* [Entries supplied]:
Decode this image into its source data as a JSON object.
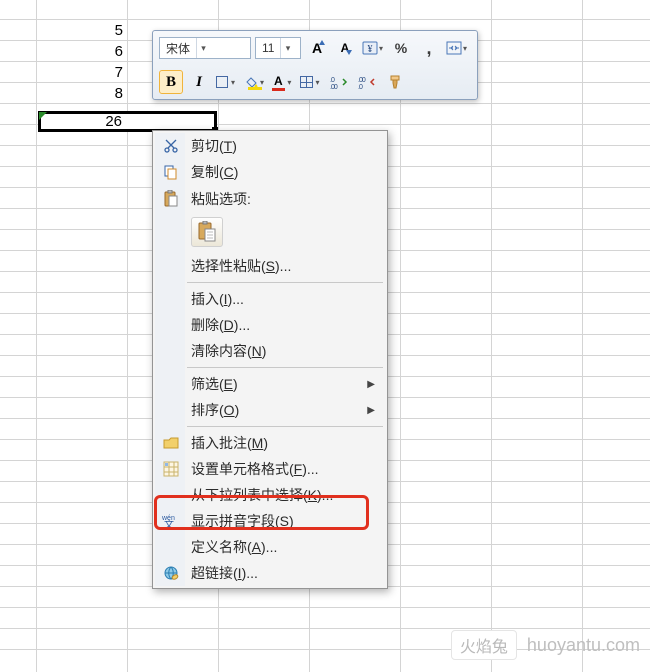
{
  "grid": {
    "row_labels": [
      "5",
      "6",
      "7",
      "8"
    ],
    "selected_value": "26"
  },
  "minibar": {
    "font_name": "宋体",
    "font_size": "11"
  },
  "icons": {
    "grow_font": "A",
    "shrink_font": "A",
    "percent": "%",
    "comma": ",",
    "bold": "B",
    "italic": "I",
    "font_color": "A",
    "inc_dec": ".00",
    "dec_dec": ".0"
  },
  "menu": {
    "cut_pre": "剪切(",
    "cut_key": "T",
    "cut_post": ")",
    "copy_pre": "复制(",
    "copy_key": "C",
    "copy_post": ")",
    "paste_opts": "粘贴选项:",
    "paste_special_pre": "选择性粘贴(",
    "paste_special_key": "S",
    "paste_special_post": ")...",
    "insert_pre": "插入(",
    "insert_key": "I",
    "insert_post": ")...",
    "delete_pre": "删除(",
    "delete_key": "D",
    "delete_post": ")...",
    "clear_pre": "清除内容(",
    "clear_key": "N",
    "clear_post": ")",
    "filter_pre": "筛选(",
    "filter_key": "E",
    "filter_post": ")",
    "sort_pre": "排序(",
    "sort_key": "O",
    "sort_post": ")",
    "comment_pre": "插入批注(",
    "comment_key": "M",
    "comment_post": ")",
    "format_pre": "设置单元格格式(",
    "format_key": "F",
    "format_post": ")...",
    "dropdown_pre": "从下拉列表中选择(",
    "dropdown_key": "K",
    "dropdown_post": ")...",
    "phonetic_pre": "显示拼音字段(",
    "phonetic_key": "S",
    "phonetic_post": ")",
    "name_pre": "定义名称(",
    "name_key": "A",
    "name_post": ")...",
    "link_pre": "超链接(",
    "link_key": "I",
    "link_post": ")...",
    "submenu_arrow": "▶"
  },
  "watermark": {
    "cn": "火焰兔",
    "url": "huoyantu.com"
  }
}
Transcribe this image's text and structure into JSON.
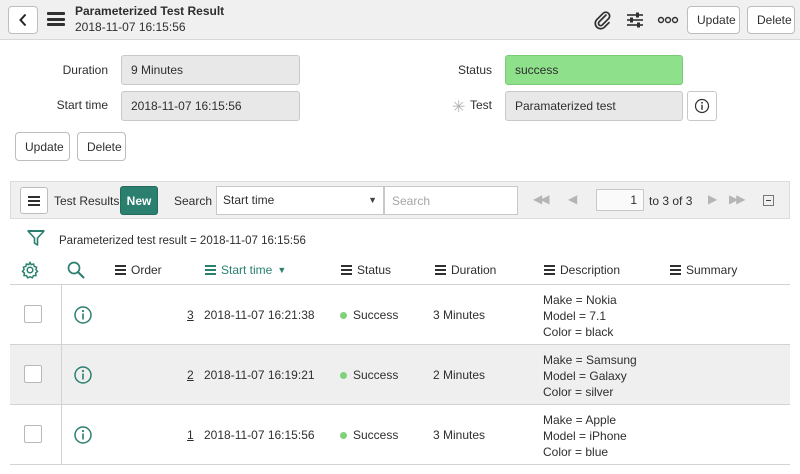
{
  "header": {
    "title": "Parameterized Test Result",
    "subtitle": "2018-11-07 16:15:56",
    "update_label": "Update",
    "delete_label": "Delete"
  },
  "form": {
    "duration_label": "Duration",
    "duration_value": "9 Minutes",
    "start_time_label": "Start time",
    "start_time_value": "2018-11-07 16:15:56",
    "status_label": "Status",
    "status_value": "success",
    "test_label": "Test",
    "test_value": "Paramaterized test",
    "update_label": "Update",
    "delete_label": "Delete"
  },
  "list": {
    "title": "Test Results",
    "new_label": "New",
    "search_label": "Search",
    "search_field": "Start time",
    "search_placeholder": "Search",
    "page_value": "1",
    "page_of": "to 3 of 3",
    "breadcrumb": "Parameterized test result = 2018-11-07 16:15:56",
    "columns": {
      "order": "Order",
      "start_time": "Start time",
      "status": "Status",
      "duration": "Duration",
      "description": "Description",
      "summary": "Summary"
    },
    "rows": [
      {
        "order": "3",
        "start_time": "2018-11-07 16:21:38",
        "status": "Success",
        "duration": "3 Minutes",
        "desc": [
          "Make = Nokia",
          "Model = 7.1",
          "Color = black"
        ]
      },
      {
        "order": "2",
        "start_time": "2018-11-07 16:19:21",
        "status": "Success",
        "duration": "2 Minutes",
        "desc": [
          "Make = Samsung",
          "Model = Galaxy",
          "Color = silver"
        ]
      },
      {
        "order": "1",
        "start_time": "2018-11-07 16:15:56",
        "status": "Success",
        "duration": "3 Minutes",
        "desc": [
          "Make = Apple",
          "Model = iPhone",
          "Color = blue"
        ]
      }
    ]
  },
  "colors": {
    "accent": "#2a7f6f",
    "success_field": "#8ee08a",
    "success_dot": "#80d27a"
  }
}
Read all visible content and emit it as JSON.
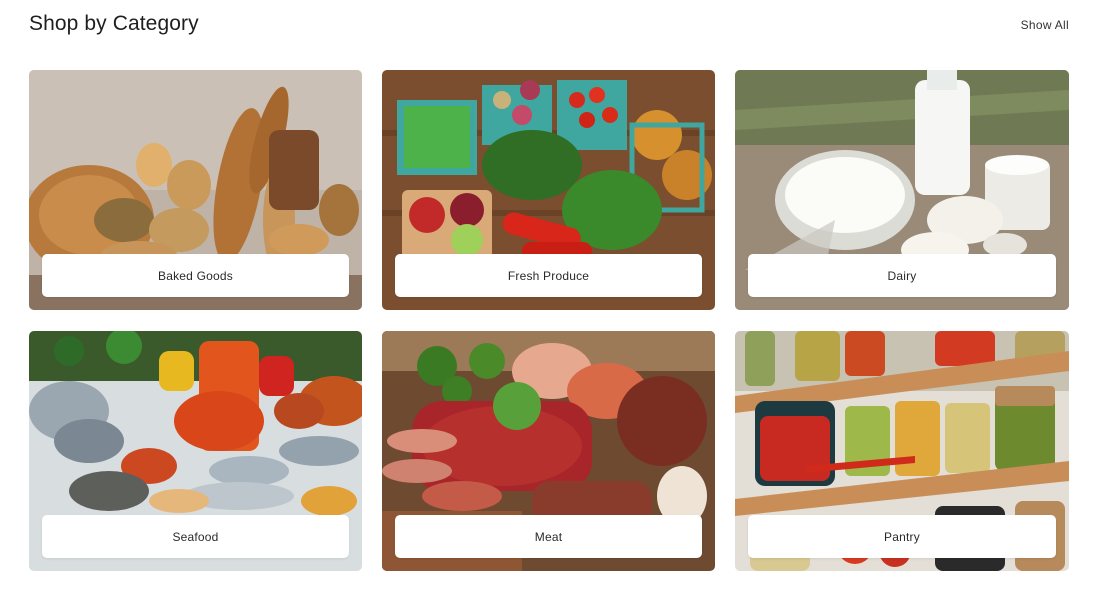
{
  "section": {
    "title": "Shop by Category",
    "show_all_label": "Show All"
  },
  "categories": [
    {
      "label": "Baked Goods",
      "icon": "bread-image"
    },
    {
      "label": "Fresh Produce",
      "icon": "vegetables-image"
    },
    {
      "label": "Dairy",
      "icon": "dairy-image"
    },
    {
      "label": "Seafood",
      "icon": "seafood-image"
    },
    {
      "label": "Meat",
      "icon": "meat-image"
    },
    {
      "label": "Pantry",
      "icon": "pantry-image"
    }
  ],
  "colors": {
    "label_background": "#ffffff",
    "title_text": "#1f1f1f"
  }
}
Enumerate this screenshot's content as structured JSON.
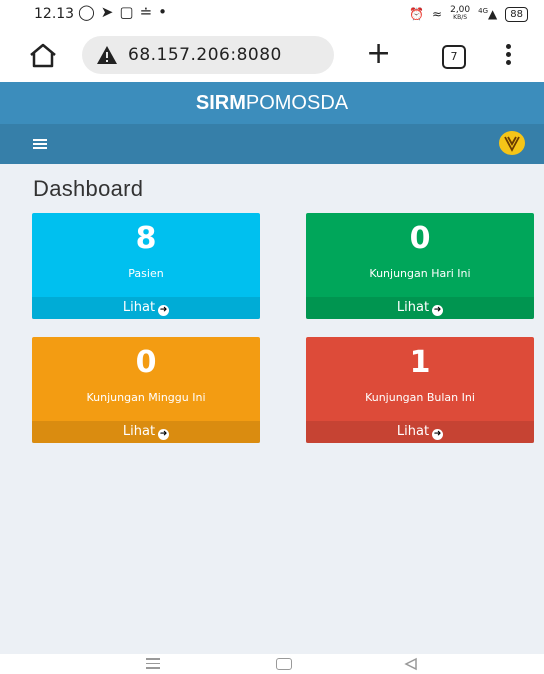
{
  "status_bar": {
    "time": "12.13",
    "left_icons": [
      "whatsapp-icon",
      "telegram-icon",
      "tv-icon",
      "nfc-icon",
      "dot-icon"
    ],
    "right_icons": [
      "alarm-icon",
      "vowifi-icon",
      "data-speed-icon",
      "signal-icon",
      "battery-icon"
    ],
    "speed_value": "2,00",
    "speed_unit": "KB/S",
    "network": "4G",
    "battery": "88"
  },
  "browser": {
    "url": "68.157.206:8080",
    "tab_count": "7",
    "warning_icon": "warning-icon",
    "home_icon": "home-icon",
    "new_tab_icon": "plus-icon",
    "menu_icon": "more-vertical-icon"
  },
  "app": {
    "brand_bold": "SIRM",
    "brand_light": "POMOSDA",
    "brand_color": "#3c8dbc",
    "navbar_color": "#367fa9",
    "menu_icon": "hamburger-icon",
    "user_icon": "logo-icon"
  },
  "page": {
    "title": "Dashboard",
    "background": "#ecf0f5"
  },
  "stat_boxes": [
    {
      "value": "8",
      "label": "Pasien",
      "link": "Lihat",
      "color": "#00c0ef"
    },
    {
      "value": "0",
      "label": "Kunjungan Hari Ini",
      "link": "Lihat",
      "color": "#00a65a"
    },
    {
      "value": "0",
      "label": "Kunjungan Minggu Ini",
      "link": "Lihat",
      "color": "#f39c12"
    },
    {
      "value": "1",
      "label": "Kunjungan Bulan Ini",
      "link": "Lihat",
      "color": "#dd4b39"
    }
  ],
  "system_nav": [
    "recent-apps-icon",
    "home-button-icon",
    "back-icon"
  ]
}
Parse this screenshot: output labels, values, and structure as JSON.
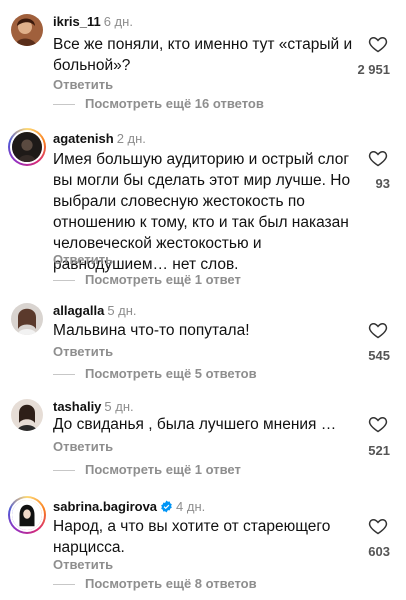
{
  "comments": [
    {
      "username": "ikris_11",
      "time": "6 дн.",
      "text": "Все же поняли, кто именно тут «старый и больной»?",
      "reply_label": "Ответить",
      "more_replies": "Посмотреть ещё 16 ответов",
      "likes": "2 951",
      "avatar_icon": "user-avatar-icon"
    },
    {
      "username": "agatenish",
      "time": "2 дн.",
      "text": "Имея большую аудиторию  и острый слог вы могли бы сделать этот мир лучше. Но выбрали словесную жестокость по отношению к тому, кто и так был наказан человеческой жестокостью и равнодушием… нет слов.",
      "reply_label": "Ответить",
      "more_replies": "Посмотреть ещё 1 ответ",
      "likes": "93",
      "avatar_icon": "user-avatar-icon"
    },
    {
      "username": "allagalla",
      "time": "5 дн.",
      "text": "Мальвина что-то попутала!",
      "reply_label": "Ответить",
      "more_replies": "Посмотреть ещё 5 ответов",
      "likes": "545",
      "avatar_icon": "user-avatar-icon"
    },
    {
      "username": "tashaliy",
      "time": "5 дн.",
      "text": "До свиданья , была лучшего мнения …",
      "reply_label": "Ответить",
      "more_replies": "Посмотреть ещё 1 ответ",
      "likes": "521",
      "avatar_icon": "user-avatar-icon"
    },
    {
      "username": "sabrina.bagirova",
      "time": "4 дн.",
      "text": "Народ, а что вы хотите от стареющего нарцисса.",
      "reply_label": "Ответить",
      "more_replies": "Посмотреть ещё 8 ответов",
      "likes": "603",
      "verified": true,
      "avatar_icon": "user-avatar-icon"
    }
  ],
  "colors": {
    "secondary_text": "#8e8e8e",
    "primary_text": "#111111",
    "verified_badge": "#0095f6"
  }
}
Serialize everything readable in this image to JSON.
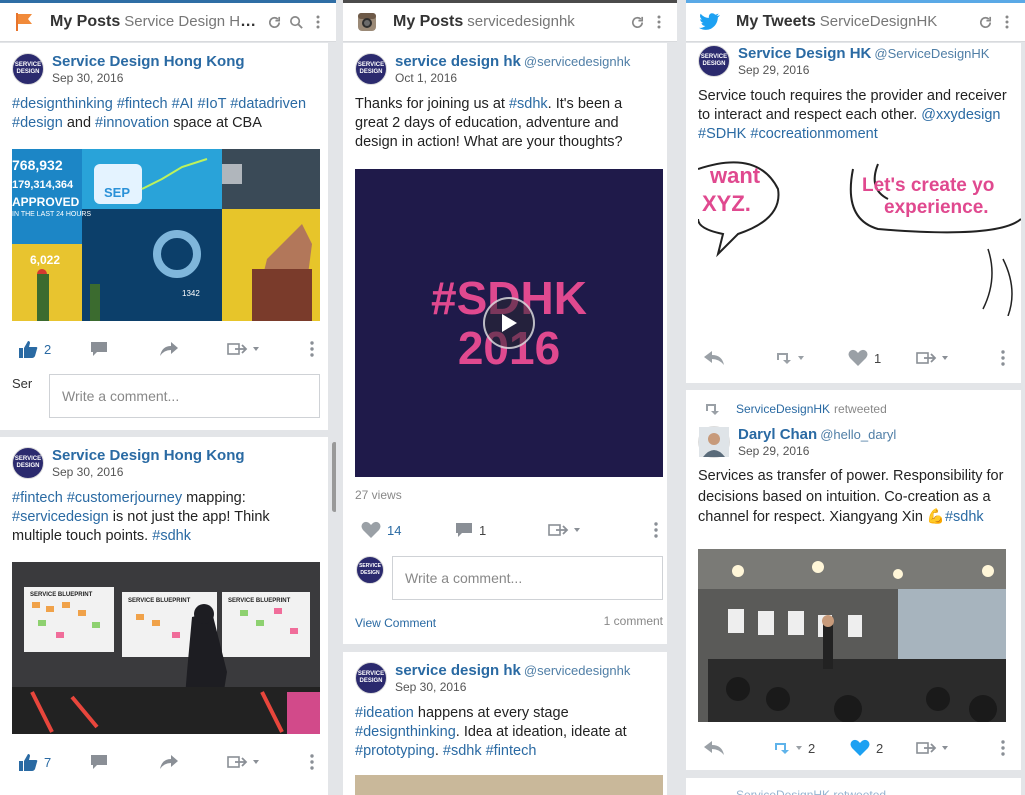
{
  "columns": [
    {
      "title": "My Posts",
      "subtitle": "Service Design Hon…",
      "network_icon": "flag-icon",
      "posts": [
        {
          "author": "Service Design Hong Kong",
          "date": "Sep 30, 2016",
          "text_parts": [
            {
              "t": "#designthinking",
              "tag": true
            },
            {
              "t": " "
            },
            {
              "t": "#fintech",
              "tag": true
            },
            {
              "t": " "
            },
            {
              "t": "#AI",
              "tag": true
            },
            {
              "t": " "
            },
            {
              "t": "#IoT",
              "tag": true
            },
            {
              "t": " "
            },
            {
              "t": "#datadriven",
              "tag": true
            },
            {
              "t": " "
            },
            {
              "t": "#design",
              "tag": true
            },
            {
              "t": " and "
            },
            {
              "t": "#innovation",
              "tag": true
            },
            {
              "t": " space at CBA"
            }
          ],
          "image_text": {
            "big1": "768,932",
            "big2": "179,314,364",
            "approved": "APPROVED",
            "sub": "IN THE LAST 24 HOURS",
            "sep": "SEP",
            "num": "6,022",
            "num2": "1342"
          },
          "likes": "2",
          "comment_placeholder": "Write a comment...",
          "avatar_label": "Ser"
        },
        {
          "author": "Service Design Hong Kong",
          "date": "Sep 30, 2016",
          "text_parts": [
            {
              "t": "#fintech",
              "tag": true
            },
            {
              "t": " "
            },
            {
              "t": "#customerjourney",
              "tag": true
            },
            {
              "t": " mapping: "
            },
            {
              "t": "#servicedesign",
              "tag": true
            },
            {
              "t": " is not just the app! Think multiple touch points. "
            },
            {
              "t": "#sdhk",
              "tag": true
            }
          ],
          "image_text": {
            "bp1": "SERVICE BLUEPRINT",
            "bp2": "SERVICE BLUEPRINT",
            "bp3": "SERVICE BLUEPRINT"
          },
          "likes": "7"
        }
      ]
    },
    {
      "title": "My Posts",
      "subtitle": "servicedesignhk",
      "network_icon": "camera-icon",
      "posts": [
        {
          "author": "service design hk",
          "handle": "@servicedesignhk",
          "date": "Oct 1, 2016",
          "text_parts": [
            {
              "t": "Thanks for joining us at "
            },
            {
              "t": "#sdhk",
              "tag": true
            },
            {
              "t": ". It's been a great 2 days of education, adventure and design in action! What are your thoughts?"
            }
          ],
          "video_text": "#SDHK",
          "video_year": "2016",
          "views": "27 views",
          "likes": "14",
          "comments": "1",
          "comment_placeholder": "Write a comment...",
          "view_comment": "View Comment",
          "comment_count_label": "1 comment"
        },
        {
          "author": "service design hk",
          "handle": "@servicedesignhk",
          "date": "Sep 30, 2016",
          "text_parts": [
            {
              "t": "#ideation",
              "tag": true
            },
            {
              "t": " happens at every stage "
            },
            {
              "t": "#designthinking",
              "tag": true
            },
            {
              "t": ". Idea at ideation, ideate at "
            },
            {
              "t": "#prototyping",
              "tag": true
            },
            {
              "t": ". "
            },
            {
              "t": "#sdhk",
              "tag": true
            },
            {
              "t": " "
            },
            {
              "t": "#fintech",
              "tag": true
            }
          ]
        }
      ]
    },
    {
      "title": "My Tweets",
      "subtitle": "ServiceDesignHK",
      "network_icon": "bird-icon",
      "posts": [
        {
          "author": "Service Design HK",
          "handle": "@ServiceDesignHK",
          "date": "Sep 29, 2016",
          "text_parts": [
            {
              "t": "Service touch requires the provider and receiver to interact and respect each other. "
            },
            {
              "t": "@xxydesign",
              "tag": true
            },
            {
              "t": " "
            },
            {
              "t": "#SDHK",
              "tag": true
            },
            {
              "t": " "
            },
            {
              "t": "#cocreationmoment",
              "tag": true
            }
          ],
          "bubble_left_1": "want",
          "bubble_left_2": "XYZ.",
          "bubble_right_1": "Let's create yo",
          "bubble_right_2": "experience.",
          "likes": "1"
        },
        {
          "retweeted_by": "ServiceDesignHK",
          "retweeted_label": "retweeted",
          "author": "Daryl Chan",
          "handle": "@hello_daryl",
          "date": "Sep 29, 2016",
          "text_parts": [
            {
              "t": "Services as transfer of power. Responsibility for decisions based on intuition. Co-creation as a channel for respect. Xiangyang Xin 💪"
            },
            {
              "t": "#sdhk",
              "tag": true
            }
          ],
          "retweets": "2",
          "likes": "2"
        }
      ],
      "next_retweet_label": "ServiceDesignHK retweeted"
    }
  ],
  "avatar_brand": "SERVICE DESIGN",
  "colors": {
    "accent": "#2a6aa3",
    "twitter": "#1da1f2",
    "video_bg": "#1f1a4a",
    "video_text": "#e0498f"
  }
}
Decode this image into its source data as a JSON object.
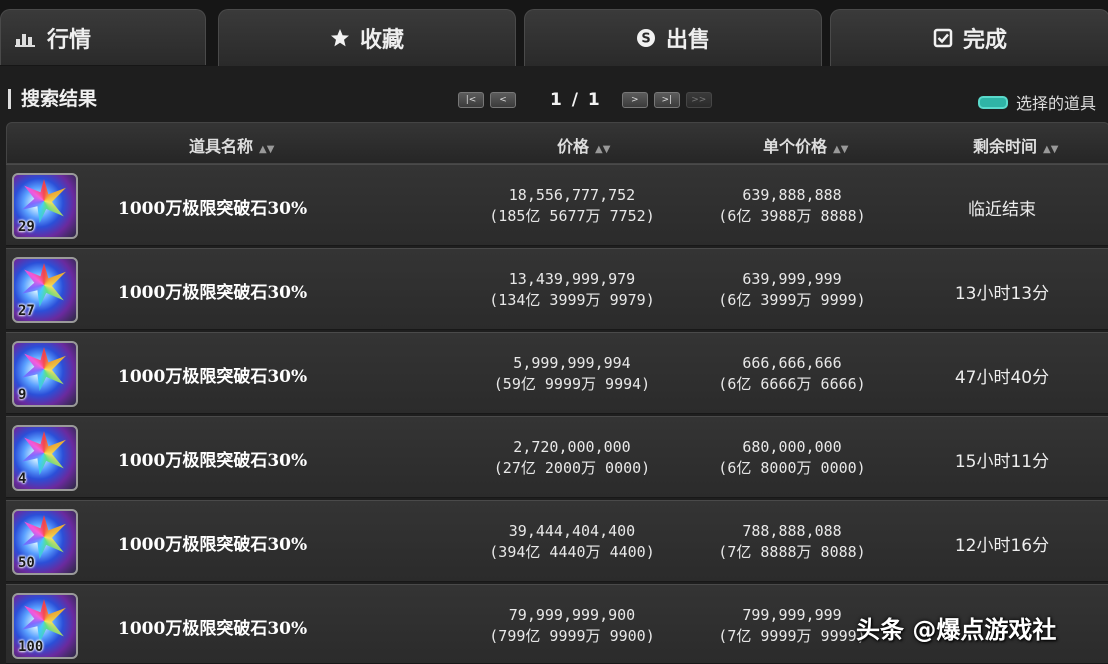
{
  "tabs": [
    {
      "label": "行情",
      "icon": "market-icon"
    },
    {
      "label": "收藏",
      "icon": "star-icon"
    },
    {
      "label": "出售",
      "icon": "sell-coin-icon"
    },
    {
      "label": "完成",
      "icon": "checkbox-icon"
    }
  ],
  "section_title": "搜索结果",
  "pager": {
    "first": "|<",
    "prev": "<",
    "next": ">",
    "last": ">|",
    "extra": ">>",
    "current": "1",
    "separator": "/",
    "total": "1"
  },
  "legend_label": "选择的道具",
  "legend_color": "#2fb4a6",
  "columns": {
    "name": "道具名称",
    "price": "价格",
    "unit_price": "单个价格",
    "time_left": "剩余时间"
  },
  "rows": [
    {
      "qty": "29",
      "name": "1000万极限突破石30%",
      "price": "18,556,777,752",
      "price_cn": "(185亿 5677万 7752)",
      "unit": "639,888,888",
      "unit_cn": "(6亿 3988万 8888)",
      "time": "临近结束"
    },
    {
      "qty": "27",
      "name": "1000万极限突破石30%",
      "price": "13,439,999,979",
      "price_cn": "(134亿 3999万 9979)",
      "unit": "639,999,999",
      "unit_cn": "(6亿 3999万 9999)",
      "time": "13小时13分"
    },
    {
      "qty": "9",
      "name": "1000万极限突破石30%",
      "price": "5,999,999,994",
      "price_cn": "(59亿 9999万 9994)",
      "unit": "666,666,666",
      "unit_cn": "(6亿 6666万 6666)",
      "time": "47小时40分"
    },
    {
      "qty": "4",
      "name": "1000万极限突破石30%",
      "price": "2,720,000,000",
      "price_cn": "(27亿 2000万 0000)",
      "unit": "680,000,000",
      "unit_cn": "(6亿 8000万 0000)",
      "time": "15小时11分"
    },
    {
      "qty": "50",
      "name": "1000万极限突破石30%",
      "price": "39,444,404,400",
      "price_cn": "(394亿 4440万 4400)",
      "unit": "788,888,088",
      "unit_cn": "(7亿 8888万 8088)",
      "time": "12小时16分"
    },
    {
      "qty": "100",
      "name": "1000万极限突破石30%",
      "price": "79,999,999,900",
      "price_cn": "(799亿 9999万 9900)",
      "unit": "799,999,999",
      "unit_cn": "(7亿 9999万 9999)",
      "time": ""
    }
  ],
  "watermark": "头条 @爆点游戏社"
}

* [Instructions for the task]: Copy each line that contains the word "this".

* [Output]:
Decode this image into its source data as a JSON object.
Transcribe this image's text and structure into JSON.
Enumerate this screenshot's content as structured JSON.
Parse this screenshot: output labels, values, and structure as JSON.
Serialize everything readable in this image to JSON.
Decode this image into its source data as a JSON object.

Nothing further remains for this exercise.